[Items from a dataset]

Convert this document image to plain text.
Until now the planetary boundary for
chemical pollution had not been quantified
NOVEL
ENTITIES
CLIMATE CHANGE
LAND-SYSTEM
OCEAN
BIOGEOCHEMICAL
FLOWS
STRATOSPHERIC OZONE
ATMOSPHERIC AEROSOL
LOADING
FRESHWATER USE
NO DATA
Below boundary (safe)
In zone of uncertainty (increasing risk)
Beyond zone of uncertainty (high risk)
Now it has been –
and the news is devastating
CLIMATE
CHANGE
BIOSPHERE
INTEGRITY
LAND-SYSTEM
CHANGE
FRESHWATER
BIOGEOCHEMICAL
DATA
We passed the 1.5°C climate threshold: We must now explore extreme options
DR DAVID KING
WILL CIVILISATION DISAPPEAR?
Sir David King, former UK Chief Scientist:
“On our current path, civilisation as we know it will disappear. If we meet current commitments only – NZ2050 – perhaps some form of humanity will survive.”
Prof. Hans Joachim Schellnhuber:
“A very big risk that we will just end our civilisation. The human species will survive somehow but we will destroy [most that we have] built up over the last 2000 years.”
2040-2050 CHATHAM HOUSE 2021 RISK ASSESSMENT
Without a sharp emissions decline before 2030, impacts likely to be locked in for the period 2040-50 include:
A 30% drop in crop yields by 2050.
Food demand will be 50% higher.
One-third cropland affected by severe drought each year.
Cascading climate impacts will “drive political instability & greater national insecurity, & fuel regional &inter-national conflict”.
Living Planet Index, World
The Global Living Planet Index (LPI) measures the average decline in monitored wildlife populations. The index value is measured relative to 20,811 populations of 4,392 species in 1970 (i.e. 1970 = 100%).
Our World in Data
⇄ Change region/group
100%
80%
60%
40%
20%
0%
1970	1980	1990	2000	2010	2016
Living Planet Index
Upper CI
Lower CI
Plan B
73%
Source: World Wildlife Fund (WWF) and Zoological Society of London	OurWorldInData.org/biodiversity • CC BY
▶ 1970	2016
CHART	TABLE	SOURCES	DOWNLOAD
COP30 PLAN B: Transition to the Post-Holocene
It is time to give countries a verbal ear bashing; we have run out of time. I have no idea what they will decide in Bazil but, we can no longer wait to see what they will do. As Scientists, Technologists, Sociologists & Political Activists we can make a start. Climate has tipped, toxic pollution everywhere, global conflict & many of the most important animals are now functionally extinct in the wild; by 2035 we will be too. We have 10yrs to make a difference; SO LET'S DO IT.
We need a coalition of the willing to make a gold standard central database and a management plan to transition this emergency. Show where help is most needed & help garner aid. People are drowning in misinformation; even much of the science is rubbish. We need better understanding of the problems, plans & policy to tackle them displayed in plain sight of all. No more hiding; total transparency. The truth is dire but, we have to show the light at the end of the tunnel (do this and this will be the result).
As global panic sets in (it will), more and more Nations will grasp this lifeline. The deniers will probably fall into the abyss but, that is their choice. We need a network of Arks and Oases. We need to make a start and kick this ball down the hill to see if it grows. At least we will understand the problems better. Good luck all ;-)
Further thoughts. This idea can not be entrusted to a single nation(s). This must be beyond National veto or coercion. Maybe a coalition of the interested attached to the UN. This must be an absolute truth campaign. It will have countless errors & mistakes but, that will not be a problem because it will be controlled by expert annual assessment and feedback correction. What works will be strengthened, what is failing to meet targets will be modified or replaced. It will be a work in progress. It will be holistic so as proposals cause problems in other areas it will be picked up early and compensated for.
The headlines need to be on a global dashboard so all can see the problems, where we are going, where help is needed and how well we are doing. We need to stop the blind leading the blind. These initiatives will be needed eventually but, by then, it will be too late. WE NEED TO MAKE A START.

# THE REQUEST
A number is the only answer here: how many lines of the material above contain "help"?

# ANSWER BELOW
2